## Rows
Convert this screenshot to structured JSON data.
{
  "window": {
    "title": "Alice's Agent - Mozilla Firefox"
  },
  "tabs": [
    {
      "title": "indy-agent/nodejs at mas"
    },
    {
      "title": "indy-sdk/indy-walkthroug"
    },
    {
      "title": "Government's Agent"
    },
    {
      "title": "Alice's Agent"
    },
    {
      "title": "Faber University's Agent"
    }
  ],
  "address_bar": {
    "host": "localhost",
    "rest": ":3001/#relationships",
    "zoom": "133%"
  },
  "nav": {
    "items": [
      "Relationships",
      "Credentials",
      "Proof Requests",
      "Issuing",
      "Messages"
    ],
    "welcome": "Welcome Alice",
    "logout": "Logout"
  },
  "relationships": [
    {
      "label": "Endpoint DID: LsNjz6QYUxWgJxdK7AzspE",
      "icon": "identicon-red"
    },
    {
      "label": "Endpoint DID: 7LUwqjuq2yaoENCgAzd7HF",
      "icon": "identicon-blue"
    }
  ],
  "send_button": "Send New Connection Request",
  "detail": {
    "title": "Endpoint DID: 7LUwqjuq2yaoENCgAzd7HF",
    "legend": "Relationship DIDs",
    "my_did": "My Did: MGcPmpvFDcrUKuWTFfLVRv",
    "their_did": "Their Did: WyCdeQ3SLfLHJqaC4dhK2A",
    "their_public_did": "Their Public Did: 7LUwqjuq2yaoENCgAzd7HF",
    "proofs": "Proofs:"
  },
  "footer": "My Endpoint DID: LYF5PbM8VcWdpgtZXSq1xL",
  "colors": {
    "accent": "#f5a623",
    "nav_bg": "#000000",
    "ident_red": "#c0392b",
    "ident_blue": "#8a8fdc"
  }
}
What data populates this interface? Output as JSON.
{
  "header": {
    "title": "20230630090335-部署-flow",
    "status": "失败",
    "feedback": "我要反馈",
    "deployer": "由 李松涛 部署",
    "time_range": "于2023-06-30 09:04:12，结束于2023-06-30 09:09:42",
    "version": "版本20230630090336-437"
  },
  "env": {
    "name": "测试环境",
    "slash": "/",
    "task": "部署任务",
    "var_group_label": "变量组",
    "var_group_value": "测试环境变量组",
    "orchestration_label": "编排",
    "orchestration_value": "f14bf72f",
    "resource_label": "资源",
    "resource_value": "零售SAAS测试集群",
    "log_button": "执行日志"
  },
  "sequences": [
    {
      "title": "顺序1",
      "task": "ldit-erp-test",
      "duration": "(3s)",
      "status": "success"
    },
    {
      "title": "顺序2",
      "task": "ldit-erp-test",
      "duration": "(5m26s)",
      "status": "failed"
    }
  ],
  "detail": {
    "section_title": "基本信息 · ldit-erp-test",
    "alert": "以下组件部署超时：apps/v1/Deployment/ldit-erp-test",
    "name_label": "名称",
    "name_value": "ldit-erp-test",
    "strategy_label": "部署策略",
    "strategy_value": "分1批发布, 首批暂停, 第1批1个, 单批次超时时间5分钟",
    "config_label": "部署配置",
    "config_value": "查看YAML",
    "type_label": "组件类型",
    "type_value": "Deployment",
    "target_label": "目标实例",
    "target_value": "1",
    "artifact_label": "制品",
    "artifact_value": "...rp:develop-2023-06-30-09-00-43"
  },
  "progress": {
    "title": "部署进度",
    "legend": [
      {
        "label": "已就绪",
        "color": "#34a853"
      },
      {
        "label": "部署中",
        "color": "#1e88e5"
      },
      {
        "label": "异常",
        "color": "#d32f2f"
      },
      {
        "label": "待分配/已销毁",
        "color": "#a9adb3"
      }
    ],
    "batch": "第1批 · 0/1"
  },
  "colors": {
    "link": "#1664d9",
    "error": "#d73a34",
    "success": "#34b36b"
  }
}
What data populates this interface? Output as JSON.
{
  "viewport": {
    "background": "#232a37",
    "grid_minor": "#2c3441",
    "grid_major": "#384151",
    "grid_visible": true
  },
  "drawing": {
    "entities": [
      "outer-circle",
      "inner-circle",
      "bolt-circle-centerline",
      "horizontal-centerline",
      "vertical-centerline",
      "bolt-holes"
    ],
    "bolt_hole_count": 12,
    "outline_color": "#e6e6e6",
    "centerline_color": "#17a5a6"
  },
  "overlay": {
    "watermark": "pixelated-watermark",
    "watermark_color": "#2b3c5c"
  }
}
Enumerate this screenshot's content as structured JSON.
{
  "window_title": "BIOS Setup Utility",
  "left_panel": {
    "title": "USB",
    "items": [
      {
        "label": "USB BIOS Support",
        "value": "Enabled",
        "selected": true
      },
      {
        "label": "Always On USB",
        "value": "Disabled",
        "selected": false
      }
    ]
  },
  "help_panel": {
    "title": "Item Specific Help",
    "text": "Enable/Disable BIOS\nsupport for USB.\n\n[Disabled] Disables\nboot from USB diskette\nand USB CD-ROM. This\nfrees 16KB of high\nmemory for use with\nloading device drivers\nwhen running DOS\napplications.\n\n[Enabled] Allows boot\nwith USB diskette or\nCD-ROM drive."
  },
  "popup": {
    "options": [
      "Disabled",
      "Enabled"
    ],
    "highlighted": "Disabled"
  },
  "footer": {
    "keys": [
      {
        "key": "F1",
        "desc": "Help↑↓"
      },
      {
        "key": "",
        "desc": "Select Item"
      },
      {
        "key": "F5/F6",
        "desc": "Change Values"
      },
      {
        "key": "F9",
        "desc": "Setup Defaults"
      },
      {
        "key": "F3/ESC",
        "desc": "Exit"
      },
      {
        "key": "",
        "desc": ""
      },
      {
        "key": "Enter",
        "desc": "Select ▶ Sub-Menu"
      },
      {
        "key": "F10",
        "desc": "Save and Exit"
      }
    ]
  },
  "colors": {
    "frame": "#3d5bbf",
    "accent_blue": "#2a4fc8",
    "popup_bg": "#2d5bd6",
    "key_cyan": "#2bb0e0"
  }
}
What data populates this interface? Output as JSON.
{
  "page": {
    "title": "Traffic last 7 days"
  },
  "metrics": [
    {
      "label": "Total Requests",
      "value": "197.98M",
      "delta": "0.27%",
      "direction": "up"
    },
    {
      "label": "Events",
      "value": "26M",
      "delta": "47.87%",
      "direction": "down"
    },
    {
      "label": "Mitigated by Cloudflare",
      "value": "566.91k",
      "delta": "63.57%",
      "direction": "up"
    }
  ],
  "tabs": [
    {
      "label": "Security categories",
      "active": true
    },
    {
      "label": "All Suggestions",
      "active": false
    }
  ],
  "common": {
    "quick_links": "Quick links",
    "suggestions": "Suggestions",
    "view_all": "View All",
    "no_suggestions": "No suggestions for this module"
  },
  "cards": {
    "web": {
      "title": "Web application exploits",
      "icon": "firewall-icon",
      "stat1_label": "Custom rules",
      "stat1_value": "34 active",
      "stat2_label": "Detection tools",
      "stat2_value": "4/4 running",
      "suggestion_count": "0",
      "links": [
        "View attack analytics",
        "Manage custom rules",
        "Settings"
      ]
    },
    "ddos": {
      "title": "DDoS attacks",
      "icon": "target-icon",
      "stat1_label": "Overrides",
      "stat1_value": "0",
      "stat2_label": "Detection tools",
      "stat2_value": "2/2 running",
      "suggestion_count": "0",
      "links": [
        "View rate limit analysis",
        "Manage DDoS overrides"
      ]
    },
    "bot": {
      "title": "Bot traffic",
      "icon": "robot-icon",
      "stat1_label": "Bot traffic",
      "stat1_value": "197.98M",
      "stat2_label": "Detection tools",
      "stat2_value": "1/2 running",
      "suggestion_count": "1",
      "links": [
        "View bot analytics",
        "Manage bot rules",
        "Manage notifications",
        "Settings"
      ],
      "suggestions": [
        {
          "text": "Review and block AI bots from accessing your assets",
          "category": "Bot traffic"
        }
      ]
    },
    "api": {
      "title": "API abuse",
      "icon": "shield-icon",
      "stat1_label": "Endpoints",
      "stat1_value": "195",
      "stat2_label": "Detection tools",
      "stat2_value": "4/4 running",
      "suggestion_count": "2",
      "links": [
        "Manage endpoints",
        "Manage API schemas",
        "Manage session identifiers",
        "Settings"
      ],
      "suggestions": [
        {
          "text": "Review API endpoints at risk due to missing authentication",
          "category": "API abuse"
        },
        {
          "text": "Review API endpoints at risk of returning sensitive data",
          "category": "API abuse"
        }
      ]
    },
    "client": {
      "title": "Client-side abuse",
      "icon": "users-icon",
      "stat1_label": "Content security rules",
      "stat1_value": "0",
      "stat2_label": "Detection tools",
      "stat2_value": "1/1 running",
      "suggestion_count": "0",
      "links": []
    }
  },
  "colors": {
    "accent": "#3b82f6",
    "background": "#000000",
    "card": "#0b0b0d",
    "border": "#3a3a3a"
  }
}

## Prompt
Read the data above. Pull out each line in which the string "risk" appears.

## Solution for this exercise
          "text": "Review API endpoints at risk due to missing authentication",
          "text": "Review API endpoints at risk of returning sensitive data",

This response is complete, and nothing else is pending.